_Exercise input_:
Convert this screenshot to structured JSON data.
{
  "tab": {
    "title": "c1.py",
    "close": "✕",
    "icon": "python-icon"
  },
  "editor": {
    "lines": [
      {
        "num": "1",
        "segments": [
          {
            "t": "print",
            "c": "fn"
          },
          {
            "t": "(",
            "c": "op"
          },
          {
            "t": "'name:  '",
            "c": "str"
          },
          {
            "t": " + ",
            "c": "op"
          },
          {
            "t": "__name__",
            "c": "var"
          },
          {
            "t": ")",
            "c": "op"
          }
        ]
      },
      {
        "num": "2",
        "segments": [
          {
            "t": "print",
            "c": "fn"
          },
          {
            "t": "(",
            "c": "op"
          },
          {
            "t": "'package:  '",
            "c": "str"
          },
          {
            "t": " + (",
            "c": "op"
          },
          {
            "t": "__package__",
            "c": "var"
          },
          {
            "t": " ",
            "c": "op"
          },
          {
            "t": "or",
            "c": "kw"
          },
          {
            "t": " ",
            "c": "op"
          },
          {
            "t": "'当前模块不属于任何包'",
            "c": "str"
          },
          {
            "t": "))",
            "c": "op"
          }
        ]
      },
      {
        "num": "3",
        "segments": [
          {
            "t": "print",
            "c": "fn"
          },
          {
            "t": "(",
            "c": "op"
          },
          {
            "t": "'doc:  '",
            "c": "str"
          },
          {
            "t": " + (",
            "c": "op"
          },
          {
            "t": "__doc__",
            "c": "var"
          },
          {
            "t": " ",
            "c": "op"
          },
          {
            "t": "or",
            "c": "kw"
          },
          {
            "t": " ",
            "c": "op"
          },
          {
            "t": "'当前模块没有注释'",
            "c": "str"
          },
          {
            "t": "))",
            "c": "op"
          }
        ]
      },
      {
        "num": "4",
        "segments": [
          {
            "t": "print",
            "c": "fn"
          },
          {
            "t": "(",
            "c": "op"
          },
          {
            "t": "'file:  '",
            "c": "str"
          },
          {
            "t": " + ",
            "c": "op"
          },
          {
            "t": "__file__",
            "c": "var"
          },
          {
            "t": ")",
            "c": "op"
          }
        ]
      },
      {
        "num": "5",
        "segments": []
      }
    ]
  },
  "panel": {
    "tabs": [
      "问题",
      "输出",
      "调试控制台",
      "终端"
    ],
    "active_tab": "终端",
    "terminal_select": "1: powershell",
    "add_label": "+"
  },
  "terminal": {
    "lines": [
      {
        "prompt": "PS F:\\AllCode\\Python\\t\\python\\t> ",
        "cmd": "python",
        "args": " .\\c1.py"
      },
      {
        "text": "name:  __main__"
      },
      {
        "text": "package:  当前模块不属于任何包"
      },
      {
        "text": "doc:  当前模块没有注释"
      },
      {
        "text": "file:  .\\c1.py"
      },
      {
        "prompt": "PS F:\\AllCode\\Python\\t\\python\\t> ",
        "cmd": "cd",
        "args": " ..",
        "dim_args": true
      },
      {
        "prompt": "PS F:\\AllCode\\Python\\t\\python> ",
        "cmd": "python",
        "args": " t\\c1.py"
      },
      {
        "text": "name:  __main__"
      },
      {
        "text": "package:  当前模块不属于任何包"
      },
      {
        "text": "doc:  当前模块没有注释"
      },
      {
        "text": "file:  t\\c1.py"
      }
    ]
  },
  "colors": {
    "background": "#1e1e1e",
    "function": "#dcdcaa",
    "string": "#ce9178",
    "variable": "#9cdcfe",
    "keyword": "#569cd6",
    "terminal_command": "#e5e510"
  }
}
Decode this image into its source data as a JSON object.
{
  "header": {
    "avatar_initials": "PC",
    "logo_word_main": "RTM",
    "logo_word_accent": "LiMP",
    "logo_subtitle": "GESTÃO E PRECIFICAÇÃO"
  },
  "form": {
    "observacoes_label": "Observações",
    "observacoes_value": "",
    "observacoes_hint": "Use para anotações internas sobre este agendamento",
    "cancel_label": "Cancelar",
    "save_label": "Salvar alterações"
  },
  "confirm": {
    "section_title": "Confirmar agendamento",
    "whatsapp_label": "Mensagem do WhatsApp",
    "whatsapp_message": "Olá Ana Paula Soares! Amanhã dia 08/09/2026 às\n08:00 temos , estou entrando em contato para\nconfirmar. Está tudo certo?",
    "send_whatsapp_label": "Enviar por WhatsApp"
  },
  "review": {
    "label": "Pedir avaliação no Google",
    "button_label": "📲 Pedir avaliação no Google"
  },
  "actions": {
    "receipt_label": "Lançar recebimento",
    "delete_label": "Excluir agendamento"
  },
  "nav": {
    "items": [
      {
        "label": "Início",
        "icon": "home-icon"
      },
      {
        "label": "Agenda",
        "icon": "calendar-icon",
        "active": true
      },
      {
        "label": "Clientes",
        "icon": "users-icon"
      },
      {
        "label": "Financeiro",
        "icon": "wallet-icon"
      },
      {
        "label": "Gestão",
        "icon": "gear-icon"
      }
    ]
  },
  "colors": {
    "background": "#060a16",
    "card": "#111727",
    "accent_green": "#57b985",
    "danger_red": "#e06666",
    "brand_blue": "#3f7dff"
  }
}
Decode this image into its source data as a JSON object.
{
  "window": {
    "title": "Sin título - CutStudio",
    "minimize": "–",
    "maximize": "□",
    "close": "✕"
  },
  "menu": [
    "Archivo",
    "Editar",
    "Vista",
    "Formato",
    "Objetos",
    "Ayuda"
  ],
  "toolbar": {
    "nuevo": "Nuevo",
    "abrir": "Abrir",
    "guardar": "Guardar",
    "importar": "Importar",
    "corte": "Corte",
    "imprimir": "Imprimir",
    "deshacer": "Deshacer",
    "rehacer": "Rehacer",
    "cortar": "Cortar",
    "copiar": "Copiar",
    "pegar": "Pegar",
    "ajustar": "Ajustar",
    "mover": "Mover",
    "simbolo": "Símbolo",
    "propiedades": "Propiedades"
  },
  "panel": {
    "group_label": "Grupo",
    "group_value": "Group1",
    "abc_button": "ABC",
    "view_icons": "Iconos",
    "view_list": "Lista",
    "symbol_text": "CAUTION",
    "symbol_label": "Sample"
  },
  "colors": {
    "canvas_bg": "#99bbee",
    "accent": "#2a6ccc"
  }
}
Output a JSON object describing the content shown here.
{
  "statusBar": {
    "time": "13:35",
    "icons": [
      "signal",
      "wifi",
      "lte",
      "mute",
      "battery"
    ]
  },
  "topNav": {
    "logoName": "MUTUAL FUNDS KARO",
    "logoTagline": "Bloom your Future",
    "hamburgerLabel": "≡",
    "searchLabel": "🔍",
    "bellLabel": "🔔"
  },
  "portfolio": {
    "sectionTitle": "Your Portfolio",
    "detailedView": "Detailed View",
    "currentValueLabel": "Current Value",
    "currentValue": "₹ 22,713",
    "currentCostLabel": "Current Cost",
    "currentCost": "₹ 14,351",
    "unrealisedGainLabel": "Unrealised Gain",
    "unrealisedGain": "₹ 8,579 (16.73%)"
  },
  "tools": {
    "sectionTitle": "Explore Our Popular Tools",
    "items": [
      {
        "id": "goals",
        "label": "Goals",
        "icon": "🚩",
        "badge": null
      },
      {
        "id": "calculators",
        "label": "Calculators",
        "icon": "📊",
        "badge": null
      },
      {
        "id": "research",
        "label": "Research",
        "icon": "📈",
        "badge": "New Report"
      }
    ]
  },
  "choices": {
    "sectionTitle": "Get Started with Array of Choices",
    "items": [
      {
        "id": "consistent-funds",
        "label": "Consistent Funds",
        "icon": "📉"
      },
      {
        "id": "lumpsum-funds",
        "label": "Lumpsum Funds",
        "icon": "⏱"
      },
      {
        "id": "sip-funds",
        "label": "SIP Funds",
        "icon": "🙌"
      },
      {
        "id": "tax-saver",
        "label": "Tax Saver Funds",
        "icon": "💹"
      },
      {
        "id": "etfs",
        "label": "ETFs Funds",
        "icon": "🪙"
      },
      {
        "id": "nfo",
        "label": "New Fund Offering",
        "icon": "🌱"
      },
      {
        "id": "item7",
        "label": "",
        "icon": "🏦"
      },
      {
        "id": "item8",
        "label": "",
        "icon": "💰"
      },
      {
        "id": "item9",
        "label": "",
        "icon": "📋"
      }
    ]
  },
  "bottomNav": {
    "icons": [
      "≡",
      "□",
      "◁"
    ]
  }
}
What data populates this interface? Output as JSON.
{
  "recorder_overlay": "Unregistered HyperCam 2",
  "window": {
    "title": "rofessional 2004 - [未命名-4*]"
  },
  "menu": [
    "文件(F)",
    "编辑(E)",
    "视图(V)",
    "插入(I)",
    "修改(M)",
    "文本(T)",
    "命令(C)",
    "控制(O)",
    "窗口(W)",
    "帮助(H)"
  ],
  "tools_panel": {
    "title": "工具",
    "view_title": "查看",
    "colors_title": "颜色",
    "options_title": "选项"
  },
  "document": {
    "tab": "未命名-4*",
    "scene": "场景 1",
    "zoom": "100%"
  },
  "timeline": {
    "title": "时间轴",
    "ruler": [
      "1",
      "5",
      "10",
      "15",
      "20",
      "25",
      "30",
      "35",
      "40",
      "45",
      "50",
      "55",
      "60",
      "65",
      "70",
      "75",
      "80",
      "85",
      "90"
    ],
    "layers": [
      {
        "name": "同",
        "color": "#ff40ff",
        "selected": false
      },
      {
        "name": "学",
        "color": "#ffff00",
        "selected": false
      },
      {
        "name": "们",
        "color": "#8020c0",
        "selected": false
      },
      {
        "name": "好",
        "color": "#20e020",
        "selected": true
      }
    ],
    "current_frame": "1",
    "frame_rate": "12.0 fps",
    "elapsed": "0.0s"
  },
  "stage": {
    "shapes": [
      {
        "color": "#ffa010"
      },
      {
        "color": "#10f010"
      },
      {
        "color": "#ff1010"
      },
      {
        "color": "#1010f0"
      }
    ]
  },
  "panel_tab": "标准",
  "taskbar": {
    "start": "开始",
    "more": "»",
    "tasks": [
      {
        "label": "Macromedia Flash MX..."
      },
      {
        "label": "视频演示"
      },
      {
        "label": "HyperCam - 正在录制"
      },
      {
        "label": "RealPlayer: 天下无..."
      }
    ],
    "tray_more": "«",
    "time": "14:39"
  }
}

_Exercise directions_: From the records given above, copy all lines containing "Output".

_Answer for the task_:
Output a JSON object describing the content shown here.
What data populates this interface? Output as JSON.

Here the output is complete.